◆ Directions for this task
What is the number of lines in these entries that contain "СССР"? State it alone.

(Dataset items)
>>>>
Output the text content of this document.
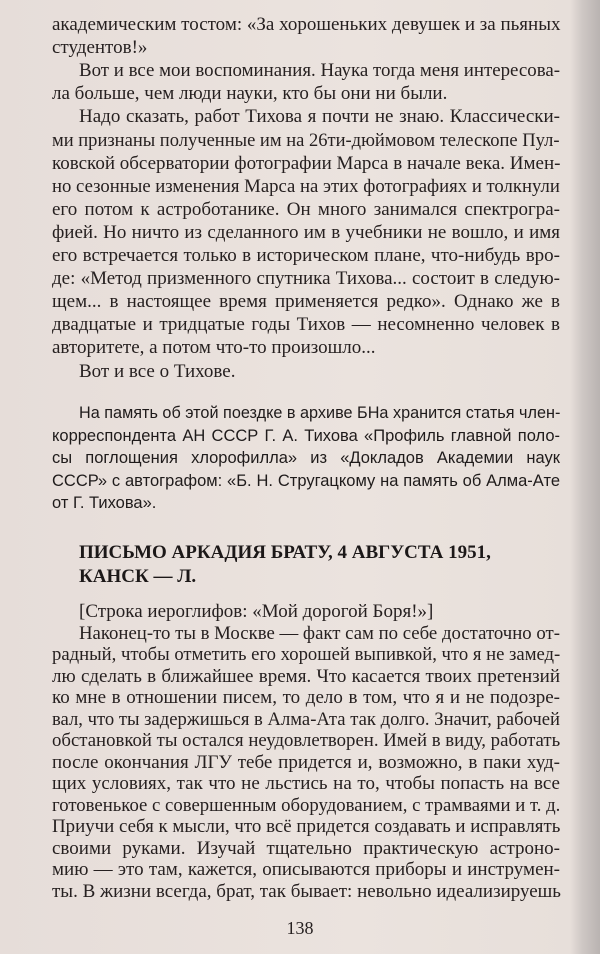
академическим тостом: «За хорошеньких девушек и за пьяных
студентов!»
Вот и все мои воспоминания. Наука тогда меня интересова-
ла больше, чем люди науки, кто бы они ни были.
Надо сказать, работ Тихова я почти не знаю. Классически-
ми признаны полученные им на 26ти-дюймовом телескопе Пул-
ковской обсерватории фотографии Марса в начале века. Имен-
но сезонные изменения Марса на этих фотографиях и толкнули
его потом к астроботанике. Он много занимался спектрогра-
фией. Но ничто из сделанного им в учебники не вошло, и имя
его встречается только в историческом плане, что-нибудь вро-
де: «Метод призменного спутника Тихова... состоит в следую-
щем... в настоящее время применяется редко». Однако же в
двадцатые и тридцатые годы Тихов — несомненно человек в
авторитете, а потом что-то произошло...
Вот и все о Тихове.
На память об этой поездке в архиве БНа хранится статья член-
корреспондента АН СССР Г. А. Тихова «Профиль главной поло-
сы поглощения хлорофилла» из «Докладов Академии наук
СССР» с автографом: «Б. Н. Стругацкому на память об Алма-Ате
от Г. Тихова».
ПИСЬМО АРКАДИЯ БРАТУ, 4 АВГУСТА 1951,
КАНСК — Л.
[Строка иероглифов: «Мой дорогой Боря!»]
Наконец-то ты в Москве — факт сам по себе достаточно от-
радный, чтобы отметить его хорошей выпивкой, что я не замед-
лю сделать в ближайшее время. Что касается твоих претензий
ко мне в отношении писем, то дело в том, что я и не подозре-
вал, что ты задержишься в Алма-Ата так долго. Значит, рабочей
обстановкой ты остался неудовлетворен. Имей в виду, работать
после окончания ЛГУ тебе придется и, возможно, в паки худ-
щих условиях, так что не льстись на то, чтобы попасть на все
готовенькое с совершенным оборудованием, с трамваями и т. д.
Приучи себя к мысли, что всё придется создавать и исправлять
своими руками. Изучай тщательно практическую астроно-
мию — это там, кажется, описываются приборы и инструмен-
ты. В жизни всегда, брат, так бывает: невольно идеализируешь
138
<<<<
◆ Written answer
2